* **Exercise brief**
Pictures stay out of your copy, but everything else in the records below must be repeated exactly.

##### Task data #####

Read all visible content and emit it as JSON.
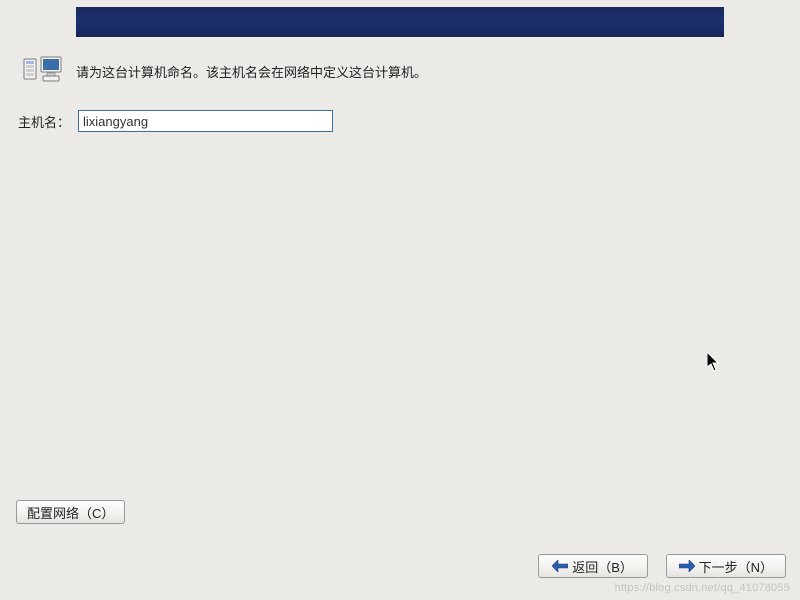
{
  "colors": {
    "banner": "#1c2f6e",
    "button_bg": "#f2f1ee",
    "arrow_blue": "#2a5db0"
  },
  "icons": {
    "computers": "computers-icon",
    "back_arrow": "arrow-left-icon",
    "next_arrow": "arrow-right-icon"
  },
  "instruction": "请为这台计算机命名。该主机名会在网络中定义这台计算机。",
  "hostname": {
    "label": "主机名：",
    "value": "lixiangyang",
    "placeholder": ""
  },
  "buttons": {
    "configure_network": "配置网络（C）",
    "back": "返回（B）",
    "next": "下一步（N）"
  },
  "watermark": "https://blog.csdn.net/qq_41078055"
}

#####

* **Result for this task**
Read all visible content and emit it as JSON.
{
  "colors": {
    "banner": "#1c2f6e",
    "button_bg": "#f2f1ee",
    "arrow_blue": "#2a5db0"
  },
  "icons": {
    "computers": "computers-icon",
    "back_arrow": "arrow-left-icon",
    "next_arrow": "arrow-right-icon"
  },
  "instruction": "请为这台计算机命名。该主机名会在网络中定义这台计算机。",
  "hostname": {
    "label": "主机名：",
    "value": "lixiangyang",
    "placeholder": ""
  },
  "buttons": {
    "configure_network": "配置网络（C）",
    "back": "返回（B）",
    "next": "下一步（N）"
  },
  "watermark": "https://blog.csdn.net/qq_41078055"
}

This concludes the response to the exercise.